The exercise:
Below are some records; reproduce every one of them exactly.
[Start Data to use]
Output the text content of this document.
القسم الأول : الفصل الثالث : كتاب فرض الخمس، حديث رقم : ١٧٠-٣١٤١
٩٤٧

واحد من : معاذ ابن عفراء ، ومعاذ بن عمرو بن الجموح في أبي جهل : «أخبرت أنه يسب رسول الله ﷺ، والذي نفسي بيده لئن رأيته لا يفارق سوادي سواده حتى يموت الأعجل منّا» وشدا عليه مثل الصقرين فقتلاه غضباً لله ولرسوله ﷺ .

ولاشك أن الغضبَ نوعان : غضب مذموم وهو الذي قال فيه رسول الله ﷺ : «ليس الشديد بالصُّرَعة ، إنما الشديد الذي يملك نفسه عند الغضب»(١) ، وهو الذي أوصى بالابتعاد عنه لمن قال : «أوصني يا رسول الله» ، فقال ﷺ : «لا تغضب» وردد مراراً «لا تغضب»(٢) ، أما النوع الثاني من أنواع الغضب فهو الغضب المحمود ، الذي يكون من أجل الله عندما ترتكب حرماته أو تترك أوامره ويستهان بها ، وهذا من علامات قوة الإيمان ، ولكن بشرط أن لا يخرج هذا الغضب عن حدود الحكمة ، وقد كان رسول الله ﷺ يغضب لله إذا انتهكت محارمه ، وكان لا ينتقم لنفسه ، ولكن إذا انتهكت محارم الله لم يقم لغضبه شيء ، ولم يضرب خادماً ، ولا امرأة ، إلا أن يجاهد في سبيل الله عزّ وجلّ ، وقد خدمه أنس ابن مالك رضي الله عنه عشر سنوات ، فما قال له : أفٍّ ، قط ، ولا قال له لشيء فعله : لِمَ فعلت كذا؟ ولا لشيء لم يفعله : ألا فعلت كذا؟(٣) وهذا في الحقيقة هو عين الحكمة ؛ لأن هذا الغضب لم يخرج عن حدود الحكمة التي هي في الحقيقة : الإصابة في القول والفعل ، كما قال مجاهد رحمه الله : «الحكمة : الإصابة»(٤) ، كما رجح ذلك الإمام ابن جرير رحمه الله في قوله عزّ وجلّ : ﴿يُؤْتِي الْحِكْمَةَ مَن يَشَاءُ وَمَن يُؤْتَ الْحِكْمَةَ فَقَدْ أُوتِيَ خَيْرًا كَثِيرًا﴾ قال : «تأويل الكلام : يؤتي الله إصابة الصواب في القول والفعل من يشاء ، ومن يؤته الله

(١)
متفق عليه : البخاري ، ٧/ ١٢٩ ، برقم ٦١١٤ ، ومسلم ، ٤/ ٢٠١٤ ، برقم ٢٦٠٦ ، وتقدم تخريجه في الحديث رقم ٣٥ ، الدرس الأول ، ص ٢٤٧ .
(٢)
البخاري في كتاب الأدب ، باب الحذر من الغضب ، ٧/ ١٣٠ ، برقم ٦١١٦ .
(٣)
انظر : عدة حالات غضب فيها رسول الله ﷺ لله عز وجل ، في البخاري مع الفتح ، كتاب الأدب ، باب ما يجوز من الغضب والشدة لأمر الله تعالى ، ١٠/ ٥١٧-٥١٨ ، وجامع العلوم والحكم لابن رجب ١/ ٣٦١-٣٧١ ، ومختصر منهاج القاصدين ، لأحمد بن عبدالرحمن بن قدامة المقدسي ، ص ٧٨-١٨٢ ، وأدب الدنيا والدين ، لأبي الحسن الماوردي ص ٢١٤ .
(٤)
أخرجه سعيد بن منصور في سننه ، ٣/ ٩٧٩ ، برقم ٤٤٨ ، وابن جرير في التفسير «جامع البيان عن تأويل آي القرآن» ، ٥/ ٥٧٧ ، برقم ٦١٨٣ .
[End Data to use]
The answer:
Output the text content of this document.
القسم الأول : الفصل الثالث : كتاب فرض الخمس، حديث رقم : ١٧٠-٣١٤١
٩٤٧

واحد من : معاذ ابن عفراء ، ومعاذ بن عمرو بن الجموح في أبي جهل : «أخبرت أنه يسب رسول الله ﷺ، والذي نفسي بيده لئن رأيته لا يفارق سوادي سواده حتى يموت الأعجل منّا» وشدا عليه مثل الصقرين فقتلاه غضباً لله ولرسوله ﷺ .

ولاشك أن الغضبَ نوعان : غضب مذموم وهو الذي قال فيه رسول الله ﷺ : «ليس الشديد بالصُّرَعة ، إنما الشديد الذي يملك نفسه عند الغضب»(١) ، وهو الذي أوصى بالابتعاد عنه لمن قال : «أوصني يا رسول الله» ، فقال ﷺ : «لا تغضب» وردد مراراً «لا تغضب»(٢) ، أما النوع الثاني من أنواع الغضب فهو الغضب المحمود ، الذي يكون من أجل الله عندما ترتكب حرماته أو تترك أوامره ويستهان بها ، وهذا من علامات قوة الإيمان ، ولكن بشرط أن لا يخرج هذا الغضب عن حدود الحكمة ، وقد كان رسول الله ﷺ يغضب لله إذا انتهكت محارمه ، وكان لا ينتقم لنفسه ، ولكن إذا انتهكت محارم الله لم يقم لغضبه شيء ، ولم يضرب خادماً ، ولا امرأة ، إلا أن يجاهد في سبيل الله عزّ وجلّ ، وقد خدمه أنس ابن مالك رضي الله عنه عشر سنوات ، فما قال له : أفٍّ ، قط ، ولا قال له لشيء فعله : لِمَ فعلت كذا؟ ولا لشيء لم يفعله : ألا فعلت كذا؟(٣) وهذا في الحقيقة هو عين الحكمة ؛ لأن هذا الغضب لم يخرج عن حدود الحكمة التي هي في الحقيقة : الإصابة في القول والفعل ، كما قال مجاهد رحمه الله : «الحكمة : الإصابة»(٤) ، كما رجح ذلك الإمام ابن جرير رحمه الله في قوله عزّ وجلّ : ﴿يُؤْتِي الْحِكْمَةَ مَن يَشَاءُ وَمَن يُؤْتَ الْحِكْمَةَ فَقَدْ أُوتِيَ خَيْرًا كَثِيرًا﴾ قال : «تأويل الكلام : يؤتي الله إصابة الصواب في القول والفعل من يشاء ، ومن يؤته الله

(١)
متفق عليه : البخاري ، ٧/ ١٢٩ ، برقم ٦١١٤ ، ومسلم ، ٤/ ٢٠١٤ ، برقم ٢٦٠٦ ، وتقدم تخريجه في الحديث رقم ٣٥ ، الدرس الأول ، ص ٢٤٧ .
(٢)
البخاري في كتاب الأدب ، باب الحذر من الغضب ، ٧/ ١٣٠ ، برقم ٦١١٦ .
(٣)
انظر : عدة حالات غضب فيها رسول الله ﷺ لله عز وجل ، في البخاري مع الفتح ، كتاب الأدب ، باب ما يجوز من الغضب والشدة لأمر الله تعالى ، ١٠/ ٥١٧-٥١٨ ، وجامع العلوم والحكم لابن رجب ١/ ٣٦١-٣٧١ ، ومختصر منهاج القاصدين ، لأحمد بن عبدالرحمن بن قدامة المقدسي ، ص ٧٨-١٨٢ ، وأدب الدنيا والدين ، لأبي الحسن الماوردي ص ٢١٤ .
(٤)
أخرجه سعيد بن منصور في سننه ، ٣/ ٩٧٩ ، برقم ٤٤٨ ، وابن جرير في التفسير «جامع البيان عن تأويل آي القرآن» ، ٥/ ٥٧٧ ، برقم ٦١٨٣ .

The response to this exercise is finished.